> Source material

------------------------------

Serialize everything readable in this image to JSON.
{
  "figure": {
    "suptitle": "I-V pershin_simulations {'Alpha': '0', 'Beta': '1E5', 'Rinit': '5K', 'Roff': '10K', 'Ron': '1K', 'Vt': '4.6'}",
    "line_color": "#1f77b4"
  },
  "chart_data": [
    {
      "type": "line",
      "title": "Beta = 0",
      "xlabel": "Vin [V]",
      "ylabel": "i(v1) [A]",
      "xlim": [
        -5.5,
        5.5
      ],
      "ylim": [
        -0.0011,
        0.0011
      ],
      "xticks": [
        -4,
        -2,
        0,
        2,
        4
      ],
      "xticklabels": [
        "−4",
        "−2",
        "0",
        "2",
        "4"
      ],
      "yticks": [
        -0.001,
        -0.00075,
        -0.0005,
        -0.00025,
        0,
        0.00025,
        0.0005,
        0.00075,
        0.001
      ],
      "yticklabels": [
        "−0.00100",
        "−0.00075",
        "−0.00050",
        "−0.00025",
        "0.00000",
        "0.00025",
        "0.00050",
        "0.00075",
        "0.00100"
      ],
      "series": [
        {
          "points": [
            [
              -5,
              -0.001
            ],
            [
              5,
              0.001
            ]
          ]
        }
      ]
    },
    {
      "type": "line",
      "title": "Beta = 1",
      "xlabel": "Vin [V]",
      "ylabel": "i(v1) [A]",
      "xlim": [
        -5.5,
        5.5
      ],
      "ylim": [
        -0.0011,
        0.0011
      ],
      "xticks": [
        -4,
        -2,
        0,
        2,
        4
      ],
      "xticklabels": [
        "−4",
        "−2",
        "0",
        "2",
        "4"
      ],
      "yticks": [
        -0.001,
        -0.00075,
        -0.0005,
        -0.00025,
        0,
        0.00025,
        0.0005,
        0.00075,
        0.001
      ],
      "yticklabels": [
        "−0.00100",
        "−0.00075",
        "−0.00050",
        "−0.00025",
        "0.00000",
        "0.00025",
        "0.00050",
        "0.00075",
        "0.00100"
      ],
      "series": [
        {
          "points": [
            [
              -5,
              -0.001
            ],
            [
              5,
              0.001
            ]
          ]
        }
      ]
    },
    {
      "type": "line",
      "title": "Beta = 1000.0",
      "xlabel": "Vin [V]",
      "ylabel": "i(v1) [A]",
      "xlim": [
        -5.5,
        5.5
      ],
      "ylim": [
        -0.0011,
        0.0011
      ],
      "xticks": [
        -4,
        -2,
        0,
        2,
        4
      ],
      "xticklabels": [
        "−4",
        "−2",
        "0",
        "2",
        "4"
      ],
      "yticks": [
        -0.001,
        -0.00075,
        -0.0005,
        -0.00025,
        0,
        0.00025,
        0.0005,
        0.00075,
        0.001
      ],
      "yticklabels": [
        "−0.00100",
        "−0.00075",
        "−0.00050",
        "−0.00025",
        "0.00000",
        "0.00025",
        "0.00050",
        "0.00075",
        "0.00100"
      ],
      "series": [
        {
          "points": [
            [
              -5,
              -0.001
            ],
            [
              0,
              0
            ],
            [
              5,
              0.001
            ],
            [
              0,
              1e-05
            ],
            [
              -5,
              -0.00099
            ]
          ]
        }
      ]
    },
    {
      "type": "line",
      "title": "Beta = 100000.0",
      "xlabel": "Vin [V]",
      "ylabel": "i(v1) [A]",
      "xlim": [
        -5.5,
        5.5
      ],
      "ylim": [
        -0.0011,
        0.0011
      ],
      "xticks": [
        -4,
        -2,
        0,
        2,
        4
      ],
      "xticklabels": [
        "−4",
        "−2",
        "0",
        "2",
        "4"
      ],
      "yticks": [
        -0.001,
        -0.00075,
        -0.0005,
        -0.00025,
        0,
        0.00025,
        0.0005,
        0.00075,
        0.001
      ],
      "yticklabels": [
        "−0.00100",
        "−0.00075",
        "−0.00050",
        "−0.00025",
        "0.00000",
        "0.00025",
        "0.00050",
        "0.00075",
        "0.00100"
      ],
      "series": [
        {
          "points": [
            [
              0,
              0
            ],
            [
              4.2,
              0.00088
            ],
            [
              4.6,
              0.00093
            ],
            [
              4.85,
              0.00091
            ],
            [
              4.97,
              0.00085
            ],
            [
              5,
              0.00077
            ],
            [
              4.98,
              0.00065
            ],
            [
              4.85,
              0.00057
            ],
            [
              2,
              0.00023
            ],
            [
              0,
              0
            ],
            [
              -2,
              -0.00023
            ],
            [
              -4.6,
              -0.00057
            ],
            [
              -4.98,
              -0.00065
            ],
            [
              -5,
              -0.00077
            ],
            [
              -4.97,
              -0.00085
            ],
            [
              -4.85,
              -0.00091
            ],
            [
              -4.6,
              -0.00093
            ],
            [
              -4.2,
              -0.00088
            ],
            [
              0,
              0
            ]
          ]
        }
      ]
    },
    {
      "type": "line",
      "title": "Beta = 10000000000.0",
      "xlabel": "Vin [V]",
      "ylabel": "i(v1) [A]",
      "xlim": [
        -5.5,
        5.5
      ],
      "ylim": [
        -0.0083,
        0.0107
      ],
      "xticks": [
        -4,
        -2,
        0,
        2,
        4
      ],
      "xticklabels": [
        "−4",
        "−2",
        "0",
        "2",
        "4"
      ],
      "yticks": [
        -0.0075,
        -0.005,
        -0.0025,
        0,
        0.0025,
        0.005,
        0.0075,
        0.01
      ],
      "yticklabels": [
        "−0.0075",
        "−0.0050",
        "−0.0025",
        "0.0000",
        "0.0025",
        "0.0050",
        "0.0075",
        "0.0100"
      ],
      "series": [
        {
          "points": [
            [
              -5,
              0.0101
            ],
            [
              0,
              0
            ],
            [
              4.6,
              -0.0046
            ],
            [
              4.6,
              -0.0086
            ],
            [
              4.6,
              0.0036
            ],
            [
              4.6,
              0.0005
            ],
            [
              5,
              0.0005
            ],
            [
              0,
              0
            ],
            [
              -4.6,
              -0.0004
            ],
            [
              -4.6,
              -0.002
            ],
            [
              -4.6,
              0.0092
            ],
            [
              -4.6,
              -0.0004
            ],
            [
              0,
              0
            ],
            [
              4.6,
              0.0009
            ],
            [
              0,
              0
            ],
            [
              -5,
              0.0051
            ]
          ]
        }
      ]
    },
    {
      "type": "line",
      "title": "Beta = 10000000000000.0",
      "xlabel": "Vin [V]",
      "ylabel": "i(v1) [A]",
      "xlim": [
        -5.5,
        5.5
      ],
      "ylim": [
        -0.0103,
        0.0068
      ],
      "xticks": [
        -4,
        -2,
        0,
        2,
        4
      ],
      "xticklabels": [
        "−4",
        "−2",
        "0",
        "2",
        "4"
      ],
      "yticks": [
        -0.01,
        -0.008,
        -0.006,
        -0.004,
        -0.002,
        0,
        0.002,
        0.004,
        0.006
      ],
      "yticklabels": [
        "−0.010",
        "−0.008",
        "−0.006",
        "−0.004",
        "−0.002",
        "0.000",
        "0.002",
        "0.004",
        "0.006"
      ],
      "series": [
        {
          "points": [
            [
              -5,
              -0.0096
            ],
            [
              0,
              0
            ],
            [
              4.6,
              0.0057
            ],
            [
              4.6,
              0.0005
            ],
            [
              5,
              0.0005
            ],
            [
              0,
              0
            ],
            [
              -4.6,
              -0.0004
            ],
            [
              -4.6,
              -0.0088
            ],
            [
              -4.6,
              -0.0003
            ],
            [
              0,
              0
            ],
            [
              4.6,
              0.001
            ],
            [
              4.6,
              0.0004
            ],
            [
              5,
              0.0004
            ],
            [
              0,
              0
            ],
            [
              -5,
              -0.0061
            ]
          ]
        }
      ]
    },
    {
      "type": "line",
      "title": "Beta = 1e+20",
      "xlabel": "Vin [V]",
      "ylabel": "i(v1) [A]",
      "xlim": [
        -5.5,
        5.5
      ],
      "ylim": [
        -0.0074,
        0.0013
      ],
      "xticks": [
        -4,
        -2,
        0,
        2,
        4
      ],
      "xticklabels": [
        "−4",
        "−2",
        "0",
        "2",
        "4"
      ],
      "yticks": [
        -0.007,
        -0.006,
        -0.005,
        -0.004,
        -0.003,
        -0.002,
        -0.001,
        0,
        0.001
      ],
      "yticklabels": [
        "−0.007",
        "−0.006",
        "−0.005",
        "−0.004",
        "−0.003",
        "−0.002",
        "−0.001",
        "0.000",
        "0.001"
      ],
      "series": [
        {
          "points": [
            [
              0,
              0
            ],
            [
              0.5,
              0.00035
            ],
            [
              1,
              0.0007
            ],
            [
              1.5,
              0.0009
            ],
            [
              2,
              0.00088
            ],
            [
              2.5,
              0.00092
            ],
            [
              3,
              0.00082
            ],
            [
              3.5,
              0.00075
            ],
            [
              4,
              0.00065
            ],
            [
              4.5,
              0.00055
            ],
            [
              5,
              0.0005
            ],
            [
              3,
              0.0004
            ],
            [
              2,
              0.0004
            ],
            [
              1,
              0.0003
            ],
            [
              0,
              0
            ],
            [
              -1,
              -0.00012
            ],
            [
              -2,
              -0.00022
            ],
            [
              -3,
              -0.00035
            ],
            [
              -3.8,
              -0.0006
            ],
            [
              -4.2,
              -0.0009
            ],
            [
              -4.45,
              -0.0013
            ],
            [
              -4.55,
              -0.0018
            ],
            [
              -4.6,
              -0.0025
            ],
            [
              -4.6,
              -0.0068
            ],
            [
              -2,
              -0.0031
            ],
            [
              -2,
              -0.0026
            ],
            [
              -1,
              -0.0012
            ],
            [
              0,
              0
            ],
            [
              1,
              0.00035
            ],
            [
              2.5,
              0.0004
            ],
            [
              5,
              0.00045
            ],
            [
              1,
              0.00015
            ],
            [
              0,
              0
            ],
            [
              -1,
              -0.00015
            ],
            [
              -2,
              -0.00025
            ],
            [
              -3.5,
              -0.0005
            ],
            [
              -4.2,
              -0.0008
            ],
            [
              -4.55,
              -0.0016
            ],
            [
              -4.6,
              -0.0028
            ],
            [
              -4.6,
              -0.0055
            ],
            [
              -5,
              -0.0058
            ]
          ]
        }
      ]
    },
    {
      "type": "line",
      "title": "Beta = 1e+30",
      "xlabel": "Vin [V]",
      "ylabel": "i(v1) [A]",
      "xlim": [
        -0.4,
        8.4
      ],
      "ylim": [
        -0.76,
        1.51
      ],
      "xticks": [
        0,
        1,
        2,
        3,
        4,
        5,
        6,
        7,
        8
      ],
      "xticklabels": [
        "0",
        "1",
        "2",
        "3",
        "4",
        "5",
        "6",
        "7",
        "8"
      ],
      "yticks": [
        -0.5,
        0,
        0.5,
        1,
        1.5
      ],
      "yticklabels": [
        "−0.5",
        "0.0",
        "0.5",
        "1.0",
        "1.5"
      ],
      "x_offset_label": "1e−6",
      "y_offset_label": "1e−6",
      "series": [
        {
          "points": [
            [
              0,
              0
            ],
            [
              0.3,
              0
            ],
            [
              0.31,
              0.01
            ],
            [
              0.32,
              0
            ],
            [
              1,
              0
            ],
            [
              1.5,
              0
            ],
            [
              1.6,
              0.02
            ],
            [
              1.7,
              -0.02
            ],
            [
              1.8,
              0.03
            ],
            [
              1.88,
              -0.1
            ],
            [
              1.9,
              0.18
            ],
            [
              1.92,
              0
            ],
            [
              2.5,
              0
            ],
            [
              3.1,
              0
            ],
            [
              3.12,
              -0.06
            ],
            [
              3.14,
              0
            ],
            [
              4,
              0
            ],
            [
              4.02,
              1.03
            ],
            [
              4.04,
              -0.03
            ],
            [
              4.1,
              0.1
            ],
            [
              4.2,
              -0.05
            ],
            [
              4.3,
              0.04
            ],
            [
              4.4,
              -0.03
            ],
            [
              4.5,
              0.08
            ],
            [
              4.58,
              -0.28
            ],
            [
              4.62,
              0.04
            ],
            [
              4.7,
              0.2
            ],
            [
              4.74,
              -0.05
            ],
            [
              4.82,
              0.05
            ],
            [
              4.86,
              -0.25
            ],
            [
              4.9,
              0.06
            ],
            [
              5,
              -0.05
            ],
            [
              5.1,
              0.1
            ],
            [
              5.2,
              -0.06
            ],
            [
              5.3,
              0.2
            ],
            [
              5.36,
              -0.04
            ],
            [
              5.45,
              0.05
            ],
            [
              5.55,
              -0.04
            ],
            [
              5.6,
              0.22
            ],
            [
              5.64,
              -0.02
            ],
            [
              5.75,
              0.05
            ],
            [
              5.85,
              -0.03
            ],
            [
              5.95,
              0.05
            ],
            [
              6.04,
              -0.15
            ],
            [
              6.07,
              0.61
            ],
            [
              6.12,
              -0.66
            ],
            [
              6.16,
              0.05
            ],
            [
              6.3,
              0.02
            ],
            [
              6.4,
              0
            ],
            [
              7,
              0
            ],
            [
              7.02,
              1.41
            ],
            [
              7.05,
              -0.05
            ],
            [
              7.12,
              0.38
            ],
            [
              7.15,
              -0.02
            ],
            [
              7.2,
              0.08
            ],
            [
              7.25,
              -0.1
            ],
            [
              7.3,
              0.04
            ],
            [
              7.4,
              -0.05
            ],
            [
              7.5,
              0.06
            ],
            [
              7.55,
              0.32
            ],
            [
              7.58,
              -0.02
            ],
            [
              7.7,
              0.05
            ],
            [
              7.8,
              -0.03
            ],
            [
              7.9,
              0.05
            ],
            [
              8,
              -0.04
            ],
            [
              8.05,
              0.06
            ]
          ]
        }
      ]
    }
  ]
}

------------------------------

> Problem details
Where a line holds the string "Beta", copy that line.

> Result for this task
    "suptitle": "I-V pershin_simulations {'Alpha': '0', 'Beta': '1E5', 'Rinit': '5K', 'Roff': '10K', 'Ron': '1K', 'Vt': '4.6'}",
      "title": "Beta = 0",
      "title": "Beta = 1",
      "title": "Beta = 1000.0",
      "title": "Beta = 100000.0",
      "title": "Beta = 10000000000.0",
      "title": "Beta = 10000000000000.0",
      "title": "Beta = 1e+20",
      "title": "Beta = 1e+30",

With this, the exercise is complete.